▶ **WHAT TO DO**
Locate each line in the records containing "Tribunal". Copy it.

Part of a data file:
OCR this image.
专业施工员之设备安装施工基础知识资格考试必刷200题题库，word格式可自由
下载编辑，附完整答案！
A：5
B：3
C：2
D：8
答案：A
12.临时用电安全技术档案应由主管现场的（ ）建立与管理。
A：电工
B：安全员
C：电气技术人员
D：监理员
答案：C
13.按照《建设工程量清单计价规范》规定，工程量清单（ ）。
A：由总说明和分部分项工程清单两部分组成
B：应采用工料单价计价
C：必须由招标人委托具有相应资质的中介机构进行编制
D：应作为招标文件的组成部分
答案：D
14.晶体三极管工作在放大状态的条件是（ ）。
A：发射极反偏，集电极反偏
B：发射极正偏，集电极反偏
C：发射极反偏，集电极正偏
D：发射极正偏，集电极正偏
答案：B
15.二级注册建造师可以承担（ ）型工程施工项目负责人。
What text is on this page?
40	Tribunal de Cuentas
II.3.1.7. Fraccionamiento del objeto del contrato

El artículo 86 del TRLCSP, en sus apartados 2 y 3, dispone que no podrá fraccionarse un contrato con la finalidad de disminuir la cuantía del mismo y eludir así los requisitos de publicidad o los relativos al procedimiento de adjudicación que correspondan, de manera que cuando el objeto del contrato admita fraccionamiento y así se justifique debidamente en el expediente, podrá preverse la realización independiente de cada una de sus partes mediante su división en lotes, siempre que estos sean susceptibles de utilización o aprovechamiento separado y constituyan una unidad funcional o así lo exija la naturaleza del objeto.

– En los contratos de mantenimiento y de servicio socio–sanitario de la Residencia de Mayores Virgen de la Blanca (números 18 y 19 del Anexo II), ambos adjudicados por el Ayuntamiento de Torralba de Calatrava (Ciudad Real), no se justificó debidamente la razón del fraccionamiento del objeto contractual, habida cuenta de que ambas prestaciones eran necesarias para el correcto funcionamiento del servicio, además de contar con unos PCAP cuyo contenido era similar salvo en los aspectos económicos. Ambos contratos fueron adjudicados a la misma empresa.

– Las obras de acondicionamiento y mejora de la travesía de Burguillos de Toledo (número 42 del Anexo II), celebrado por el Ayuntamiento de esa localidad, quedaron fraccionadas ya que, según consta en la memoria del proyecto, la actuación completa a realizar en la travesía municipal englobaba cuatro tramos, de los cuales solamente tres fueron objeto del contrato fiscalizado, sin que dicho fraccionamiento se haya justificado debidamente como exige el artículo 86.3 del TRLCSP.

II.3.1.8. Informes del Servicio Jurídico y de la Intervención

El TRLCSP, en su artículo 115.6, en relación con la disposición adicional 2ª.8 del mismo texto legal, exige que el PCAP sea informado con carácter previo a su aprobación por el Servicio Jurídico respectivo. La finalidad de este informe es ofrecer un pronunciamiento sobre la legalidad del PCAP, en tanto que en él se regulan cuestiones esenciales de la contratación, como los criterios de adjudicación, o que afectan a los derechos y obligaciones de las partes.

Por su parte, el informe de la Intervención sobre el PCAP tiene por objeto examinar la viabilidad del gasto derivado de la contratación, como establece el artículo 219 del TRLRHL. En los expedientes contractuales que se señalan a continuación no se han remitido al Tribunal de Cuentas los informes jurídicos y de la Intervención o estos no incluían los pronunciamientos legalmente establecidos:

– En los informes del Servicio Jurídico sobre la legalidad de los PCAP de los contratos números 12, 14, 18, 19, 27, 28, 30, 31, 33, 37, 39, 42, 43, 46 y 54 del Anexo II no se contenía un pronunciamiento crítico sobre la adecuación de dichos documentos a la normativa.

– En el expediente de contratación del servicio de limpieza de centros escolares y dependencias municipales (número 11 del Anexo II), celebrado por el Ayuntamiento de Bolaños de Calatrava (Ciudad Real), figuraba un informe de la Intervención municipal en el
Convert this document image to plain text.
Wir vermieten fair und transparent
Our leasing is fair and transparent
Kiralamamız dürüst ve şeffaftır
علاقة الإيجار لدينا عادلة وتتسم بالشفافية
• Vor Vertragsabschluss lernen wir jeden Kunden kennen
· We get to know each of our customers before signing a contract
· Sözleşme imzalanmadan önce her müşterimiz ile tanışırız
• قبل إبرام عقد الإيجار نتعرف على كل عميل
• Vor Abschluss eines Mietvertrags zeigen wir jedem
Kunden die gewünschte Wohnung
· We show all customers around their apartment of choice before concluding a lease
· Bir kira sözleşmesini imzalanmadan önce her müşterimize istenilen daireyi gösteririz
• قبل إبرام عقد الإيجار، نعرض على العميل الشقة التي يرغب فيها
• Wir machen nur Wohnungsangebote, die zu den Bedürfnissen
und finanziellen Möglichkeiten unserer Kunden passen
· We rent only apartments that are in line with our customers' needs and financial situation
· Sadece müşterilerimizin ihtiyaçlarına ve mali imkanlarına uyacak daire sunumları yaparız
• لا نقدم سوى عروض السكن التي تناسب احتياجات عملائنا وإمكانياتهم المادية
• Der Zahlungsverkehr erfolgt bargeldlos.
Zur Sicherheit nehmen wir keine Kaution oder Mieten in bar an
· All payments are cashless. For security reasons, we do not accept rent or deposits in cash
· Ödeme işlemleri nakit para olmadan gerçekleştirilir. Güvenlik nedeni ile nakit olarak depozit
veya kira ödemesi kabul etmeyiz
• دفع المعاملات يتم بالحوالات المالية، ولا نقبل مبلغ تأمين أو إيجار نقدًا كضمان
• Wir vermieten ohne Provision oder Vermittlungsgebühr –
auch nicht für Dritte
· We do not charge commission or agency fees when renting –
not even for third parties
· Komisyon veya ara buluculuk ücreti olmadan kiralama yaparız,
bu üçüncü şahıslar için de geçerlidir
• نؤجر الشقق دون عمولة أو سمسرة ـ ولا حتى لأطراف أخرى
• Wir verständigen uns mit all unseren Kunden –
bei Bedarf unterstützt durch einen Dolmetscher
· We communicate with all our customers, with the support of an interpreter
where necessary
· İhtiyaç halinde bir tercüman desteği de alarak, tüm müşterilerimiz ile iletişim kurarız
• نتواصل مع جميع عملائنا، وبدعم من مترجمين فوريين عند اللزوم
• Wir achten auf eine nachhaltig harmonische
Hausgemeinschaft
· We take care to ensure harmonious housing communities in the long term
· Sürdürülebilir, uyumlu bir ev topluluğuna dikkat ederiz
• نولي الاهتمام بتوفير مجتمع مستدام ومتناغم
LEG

▶ **THE REPLY**
40	Tribunal de Cuentas
Por su parte, el informe de la Intervención sobre el PCAP tiene por objeto examinar la viabilidad del gasto derivado de la contratación, como establece el artículo 219 del TRLRHL. En los expedientes contractuales que se señalan a continuación no se han remitido al Tribunal de Cuentas los informes jurídicos y de la Intervención o estos no incluían los pronunciamientos legalmente establecidos:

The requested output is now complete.